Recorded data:
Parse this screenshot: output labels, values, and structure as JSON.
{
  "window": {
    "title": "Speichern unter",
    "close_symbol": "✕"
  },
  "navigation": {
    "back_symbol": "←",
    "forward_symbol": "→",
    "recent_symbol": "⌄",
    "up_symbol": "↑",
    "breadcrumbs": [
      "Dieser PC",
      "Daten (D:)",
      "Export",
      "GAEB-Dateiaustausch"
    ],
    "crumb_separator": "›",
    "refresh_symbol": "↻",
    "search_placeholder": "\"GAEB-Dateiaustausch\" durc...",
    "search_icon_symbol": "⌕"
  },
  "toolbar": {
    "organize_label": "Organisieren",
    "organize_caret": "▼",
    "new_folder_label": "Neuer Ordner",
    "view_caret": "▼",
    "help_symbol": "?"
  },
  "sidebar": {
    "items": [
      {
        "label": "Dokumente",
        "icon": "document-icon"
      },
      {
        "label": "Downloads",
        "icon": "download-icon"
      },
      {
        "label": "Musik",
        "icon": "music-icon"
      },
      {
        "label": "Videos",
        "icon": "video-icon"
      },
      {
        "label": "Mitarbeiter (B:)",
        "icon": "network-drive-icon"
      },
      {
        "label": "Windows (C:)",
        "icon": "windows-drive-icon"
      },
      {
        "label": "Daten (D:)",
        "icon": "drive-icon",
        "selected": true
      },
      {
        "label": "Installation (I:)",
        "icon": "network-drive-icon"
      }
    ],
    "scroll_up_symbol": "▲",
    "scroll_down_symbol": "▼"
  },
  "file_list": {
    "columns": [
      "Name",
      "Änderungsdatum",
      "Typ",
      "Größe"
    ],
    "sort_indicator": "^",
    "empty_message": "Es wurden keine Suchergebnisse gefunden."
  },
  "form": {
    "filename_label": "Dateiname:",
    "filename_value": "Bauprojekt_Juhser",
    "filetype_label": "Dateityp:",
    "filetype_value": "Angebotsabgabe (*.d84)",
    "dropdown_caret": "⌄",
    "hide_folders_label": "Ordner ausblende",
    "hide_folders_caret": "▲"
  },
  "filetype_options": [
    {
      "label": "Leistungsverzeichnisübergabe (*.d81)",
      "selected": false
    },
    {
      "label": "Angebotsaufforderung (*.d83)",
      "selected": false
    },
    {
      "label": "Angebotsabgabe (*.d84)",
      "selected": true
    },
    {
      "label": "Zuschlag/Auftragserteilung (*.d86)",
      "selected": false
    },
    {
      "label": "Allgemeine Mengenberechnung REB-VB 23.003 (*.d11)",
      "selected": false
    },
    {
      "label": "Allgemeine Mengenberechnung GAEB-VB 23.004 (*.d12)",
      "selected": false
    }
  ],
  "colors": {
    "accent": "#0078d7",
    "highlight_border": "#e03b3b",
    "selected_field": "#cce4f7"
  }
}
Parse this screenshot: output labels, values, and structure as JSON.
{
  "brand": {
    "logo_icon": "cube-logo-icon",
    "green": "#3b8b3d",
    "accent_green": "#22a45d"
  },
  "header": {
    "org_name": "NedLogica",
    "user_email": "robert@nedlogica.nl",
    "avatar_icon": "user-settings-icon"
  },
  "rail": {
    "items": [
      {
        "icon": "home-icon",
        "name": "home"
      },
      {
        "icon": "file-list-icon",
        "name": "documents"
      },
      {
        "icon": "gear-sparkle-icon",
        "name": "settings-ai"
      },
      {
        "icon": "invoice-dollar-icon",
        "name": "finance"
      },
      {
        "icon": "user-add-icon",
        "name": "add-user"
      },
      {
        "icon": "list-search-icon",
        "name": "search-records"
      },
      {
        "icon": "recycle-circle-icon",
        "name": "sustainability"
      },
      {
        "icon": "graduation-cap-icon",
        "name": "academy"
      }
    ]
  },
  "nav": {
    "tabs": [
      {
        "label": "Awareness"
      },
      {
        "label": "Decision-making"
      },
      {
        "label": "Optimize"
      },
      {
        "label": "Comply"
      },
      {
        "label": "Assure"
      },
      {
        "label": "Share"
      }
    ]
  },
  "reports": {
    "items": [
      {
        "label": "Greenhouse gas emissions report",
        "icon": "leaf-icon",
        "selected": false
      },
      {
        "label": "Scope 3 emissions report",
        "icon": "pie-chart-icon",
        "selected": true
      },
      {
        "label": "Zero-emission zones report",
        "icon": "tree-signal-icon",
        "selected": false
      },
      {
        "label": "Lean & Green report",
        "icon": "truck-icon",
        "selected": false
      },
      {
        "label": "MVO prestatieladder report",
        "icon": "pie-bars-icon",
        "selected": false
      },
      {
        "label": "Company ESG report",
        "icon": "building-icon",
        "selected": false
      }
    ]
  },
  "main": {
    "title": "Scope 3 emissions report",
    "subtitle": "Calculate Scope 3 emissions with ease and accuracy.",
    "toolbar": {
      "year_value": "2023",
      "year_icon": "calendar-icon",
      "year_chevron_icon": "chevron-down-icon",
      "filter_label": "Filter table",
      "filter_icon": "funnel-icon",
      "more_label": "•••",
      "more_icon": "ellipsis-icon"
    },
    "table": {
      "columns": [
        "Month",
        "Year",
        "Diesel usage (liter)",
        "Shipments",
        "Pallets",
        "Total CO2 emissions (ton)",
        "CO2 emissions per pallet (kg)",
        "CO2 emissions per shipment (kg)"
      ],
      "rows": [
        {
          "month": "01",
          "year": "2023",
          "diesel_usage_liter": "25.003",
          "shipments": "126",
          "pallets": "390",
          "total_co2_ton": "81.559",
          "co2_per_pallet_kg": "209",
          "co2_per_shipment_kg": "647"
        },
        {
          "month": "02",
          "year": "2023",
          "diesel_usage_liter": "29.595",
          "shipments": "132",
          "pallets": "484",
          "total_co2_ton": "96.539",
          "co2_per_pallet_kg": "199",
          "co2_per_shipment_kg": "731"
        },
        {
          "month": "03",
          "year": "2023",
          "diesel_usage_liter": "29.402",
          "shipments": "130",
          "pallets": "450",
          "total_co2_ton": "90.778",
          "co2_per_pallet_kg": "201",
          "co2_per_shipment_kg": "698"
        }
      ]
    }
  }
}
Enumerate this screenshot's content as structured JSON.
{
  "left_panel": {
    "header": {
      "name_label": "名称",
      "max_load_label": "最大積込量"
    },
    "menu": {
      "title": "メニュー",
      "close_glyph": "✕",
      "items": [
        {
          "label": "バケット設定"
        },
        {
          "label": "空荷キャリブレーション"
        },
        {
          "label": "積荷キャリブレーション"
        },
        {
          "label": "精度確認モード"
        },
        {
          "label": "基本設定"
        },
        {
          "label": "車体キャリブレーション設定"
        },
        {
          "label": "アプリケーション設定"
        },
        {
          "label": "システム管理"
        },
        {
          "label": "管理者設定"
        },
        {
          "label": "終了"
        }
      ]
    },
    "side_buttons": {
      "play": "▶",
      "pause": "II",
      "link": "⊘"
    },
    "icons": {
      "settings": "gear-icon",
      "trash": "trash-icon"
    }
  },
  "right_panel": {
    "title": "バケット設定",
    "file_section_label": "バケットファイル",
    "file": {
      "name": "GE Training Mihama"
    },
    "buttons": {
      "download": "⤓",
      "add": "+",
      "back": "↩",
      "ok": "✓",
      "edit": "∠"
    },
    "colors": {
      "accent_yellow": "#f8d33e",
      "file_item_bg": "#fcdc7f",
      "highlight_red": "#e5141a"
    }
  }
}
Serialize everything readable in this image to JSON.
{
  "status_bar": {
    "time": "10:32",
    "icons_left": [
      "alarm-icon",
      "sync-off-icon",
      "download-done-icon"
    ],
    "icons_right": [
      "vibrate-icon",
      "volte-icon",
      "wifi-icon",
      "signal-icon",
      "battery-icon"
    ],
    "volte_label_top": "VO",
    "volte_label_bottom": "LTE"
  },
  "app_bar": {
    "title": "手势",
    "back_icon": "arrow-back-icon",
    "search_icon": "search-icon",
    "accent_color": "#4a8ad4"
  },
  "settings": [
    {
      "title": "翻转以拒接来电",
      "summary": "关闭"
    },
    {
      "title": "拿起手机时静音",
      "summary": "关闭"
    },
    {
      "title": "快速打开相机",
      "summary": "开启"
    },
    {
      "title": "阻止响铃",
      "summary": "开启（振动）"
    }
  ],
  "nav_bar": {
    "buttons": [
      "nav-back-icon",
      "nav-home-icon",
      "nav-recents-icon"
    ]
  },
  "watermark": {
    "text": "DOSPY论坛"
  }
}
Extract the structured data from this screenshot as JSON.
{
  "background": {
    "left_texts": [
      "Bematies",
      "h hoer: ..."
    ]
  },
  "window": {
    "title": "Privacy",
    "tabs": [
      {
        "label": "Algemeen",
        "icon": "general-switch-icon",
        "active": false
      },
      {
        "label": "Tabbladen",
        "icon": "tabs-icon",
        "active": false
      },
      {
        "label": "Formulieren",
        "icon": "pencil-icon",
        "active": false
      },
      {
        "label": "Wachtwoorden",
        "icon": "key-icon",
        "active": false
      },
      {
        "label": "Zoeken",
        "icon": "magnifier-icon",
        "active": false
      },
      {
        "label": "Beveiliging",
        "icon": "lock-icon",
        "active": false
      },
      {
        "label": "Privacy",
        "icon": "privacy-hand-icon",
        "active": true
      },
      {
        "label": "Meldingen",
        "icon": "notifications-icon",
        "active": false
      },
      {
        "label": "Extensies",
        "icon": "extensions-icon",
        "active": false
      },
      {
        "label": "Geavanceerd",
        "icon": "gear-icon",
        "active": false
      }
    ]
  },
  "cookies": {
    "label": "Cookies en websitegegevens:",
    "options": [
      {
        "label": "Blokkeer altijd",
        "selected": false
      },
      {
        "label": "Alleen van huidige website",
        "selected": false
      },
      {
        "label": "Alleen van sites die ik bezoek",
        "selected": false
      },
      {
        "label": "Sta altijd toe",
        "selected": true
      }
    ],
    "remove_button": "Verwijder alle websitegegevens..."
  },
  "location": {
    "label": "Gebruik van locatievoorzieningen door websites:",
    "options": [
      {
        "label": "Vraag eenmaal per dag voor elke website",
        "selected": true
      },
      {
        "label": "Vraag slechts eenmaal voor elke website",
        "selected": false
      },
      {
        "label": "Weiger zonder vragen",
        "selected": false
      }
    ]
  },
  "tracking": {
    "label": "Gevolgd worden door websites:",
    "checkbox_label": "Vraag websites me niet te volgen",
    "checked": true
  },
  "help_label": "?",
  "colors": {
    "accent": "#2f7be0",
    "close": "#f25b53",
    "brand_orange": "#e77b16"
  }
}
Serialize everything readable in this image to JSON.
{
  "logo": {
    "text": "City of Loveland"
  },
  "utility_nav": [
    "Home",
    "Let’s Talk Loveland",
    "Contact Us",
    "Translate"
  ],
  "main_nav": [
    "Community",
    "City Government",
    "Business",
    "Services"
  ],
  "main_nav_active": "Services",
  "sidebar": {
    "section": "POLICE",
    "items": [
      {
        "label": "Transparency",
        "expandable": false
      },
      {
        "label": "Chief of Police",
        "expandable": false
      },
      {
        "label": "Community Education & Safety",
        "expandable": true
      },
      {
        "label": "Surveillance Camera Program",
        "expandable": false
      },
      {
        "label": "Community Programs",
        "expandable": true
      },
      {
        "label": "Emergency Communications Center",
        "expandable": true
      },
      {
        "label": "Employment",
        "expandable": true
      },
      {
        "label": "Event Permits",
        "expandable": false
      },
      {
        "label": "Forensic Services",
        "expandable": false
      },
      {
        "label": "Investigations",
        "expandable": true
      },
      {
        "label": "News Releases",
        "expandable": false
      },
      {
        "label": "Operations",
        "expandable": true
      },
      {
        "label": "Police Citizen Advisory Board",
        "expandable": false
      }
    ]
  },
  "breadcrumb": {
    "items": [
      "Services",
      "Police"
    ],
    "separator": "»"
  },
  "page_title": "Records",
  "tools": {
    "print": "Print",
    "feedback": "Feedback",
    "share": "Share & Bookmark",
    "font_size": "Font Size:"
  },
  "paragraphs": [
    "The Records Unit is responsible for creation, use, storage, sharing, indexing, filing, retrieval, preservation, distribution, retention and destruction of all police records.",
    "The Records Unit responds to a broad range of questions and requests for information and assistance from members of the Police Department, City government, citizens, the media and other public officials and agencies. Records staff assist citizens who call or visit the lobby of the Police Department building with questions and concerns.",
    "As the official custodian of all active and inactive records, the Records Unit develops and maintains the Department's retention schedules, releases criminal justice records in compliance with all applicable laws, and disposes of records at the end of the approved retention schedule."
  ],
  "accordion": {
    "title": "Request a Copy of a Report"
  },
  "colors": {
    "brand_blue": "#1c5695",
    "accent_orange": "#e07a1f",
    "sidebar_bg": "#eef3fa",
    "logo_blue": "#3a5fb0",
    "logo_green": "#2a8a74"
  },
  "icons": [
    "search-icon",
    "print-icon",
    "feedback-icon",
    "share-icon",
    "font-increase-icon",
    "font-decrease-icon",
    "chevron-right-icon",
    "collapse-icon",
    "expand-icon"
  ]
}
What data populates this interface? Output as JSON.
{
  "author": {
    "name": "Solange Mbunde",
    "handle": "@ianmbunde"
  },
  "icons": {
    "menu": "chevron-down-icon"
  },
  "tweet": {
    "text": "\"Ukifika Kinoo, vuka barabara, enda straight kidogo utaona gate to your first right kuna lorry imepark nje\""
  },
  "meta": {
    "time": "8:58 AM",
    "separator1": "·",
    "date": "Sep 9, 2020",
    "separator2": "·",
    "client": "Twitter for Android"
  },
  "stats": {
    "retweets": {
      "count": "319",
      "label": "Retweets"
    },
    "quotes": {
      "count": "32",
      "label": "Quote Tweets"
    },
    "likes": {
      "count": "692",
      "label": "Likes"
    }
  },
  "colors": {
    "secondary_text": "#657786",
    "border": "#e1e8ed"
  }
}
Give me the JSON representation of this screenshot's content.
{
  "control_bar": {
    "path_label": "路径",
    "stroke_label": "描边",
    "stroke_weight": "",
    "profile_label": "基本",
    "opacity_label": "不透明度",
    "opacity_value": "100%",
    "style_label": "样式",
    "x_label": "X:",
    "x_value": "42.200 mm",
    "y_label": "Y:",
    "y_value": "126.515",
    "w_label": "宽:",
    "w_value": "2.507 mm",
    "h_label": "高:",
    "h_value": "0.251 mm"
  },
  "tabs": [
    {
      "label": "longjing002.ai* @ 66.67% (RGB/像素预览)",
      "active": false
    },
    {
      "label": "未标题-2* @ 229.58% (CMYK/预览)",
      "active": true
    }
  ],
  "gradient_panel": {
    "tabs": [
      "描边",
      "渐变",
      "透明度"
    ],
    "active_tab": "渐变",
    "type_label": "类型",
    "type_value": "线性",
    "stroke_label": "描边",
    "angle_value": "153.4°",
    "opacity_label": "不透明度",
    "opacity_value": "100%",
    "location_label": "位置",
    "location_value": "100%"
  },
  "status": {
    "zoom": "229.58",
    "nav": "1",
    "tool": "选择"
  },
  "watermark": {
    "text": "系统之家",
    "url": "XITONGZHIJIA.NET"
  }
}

§ TASK BRIEF:
Retype, exactly and only, the lines running from the one with "Give me the" through the final line of the listing above.

§ COMPLETE RESPONSE:
Give me the JSON representation of this screenshot's content.
{
  "control_bar": {
    "path_label": "路径",
    "stroke_label": "描边",
    "stroke_weight": "",
    "profile_label": "基本",
    "opacity_label": "不透明度",
    "opacity_value": "100%",
    "style_label": "样式",
    "x_label": "X:",
    "x_value": "42.200 mm",
    "y_label": "Y:",
    "y_value": "126.515",
    "w_label": "宽:",
    "w_value": "2.507 mm",
    "h_label": "高:",
    "h_value": "0.251 mm"
  },
  "tabs": [
    {
      "label": "longjing002.ai* @ 66.67% (RGB/像素预览)",
      "active": false
    },
    {
      "label": "未标题-2* @ 229.58% (CMYK/预览)",
      "active": true
    }
  ],
  "gradient_panel": {
    "tabs": [
      "描边",
      "渐变",
      "透明度"
    ],
    "active_tab": "渐变",
    "type_label": "类型",
    "type_value": "线性",
    "stroke_label": "描边",
    "angle_value": "153.4°",
    "opacity_label": "不透明度",
    "opacity_value": "100%",
    "location_label": "位置",
    "location_value": "100%"
  },
  "status": {
    "zoom": "229.58",
    "nav": "1",
    "tool": "选择"
  },
  "watermark": {
    "text": "系统之家",
    "url": "XITONGZHIJIA.NET"
  }
}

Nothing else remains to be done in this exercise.